● **What you should do**: Search the material for the word "white" and copy each line that holds it.

Entries with figure data:
════
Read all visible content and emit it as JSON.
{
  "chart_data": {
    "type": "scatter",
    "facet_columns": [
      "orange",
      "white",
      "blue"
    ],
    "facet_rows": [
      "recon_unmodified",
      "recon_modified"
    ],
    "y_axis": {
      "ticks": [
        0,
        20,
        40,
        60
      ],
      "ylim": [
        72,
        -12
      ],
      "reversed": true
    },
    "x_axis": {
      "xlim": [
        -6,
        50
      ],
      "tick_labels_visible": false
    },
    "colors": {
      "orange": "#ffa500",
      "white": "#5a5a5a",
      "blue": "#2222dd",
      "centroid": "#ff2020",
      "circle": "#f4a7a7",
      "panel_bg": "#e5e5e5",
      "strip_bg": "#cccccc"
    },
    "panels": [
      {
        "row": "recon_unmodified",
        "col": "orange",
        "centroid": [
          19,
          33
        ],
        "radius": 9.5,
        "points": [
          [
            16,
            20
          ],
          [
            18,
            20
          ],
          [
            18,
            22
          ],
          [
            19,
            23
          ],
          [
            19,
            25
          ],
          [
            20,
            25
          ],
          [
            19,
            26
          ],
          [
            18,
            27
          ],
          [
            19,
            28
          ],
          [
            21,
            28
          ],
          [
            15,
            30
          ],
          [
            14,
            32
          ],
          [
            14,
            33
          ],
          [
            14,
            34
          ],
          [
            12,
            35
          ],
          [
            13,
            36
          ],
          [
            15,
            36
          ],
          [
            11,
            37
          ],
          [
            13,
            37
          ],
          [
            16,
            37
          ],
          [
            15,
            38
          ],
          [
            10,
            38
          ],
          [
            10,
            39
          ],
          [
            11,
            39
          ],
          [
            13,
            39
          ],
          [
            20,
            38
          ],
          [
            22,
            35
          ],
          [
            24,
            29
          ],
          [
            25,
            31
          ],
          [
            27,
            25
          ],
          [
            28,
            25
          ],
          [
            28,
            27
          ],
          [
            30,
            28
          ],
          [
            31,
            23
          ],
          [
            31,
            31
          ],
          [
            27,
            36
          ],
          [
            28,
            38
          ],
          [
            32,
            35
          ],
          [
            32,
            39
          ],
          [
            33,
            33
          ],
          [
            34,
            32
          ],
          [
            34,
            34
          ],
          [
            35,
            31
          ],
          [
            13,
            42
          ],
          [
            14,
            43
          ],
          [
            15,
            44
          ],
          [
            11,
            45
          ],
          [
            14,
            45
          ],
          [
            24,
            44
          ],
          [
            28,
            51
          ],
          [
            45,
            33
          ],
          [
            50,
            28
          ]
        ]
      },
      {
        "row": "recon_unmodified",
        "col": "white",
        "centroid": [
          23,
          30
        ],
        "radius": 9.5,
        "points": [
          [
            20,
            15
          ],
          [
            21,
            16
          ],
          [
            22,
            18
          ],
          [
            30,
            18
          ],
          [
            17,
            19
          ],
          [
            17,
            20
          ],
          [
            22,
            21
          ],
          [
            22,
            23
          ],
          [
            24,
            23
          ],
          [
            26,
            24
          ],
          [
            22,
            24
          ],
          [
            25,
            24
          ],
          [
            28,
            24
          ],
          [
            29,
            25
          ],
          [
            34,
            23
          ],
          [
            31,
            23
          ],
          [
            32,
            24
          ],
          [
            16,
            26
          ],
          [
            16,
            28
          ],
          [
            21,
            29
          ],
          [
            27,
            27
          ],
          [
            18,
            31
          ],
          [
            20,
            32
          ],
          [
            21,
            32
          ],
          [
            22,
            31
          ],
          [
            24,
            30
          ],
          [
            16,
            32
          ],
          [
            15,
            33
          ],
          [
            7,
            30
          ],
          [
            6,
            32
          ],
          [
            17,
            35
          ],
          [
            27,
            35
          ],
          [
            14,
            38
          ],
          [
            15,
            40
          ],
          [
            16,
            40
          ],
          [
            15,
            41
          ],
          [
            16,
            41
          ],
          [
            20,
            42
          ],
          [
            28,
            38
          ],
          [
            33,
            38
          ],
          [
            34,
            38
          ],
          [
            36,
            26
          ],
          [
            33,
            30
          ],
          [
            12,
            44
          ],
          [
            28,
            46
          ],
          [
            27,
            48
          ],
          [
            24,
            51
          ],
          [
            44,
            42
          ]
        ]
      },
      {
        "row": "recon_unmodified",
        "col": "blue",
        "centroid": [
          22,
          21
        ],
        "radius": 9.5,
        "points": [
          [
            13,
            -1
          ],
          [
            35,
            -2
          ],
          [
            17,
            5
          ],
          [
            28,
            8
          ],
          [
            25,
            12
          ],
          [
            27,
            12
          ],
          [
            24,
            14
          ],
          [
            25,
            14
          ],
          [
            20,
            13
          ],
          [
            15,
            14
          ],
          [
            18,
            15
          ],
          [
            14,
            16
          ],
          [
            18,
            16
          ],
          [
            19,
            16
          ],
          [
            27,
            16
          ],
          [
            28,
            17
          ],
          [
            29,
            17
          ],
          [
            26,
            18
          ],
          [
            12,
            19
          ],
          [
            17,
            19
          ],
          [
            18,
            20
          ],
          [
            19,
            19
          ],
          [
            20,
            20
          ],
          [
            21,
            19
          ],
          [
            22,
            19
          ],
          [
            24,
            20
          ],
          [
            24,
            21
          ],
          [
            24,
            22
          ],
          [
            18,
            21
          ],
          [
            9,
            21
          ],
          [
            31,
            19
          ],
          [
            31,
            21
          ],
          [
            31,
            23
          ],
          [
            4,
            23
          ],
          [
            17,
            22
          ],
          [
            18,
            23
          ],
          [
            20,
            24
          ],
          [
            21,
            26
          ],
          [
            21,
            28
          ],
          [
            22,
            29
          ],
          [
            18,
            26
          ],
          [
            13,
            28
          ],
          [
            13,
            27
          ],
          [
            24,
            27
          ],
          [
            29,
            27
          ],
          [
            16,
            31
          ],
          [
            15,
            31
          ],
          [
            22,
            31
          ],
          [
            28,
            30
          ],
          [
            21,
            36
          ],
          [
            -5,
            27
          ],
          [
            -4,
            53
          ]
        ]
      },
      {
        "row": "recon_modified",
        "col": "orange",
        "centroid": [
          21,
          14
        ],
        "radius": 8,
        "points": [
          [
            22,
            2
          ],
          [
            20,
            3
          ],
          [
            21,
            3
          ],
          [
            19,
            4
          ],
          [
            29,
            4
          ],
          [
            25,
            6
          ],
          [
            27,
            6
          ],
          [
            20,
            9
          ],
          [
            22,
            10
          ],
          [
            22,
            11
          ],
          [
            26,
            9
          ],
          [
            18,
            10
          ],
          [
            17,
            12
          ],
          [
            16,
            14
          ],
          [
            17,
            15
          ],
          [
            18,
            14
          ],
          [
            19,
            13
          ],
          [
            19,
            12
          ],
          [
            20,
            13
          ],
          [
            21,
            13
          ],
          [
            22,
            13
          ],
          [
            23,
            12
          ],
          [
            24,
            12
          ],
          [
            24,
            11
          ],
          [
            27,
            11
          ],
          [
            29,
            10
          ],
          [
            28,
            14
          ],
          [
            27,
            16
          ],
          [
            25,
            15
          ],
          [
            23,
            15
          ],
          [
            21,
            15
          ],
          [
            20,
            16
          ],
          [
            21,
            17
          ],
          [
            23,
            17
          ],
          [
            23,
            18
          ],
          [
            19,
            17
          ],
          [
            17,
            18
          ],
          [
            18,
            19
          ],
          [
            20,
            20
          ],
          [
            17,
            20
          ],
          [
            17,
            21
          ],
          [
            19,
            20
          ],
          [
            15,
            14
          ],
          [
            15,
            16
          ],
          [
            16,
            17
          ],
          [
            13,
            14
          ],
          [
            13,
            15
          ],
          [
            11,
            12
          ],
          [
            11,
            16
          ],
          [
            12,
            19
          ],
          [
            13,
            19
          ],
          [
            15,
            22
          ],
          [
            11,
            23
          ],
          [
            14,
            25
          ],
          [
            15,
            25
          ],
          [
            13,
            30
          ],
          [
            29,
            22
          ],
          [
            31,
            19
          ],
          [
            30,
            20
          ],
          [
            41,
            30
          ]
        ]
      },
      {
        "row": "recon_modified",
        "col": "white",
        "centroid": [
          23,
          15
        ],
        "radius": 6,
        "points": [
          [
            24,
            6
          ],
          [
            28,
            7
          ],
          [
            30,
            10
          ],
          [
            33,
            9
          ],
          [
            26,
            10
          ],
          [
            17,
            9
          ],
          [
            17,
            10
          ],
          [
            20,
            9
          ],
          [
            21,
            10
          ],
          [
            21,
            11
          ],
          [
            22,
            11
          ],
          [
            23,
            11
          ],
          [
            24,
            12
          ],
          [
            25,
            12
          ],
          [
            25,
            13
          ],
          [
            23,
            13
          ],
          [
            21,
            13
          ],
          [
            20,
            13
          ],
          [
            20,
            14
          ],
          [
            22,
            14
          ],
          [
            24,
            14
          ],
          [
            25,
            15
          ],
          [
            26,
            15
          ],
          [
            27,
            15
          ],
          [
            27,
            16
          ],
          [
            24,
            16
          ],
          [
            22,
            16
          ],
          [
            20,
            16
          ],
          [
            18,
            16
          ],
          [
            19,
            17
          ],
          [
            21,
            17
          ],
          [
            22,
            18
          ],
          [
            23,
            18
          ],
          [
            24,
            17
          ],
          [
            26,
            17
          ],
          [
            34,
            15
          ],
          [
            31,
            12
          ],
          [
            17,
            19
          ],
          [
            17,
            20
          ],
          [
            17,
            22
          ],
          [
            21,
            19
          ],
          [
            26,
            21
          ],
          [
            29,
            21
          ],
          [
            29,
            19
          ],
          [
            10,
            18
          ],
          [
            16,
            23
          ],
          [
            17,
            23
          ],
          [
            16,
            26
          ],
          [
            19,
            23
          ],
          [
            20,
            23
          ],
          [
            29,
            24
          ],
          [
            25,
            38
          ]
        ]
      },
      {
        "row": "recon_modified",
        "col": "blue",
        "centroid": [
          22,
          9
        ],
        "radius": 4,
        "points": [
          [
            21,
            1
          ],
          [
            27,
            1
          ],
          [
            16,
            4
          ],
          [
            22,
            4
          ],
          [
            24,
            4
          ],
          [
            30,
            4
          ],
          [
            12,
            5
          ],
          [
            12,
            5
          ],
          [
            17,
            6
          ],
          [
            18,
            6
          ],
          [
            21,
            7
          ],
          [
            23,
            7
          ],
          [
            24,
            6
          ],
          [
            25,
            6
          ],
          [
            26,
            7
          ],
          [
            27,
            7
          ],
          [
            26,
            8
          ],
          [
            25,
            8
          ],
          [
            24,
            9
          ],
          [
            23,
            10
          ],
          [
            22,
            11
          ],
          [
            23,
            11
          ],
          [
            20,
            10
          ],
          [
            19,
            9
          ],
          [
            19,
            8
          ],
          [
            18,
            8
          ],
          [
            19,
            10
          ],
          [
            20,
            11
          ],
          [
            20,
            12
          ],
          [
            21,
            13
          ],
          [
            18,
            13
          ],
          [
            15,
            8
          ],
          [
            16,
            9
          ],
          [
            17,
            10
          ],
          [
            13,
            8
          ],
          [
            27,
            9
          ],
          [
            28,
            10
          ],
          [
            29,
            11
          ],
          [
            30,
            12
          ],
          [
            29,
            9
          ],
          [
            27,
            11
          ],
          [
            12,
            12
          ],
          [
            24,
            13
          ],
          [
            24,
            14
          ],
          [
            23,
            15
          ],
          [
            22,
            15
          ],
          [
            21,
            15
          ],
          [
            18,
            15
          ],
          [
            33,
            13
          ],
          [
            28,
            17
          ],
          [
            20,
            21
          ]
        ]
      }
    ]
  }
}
════
● **The response**:
      "white",
      "white": "#5a5a5a",
        "col": "white",
        "col": "white",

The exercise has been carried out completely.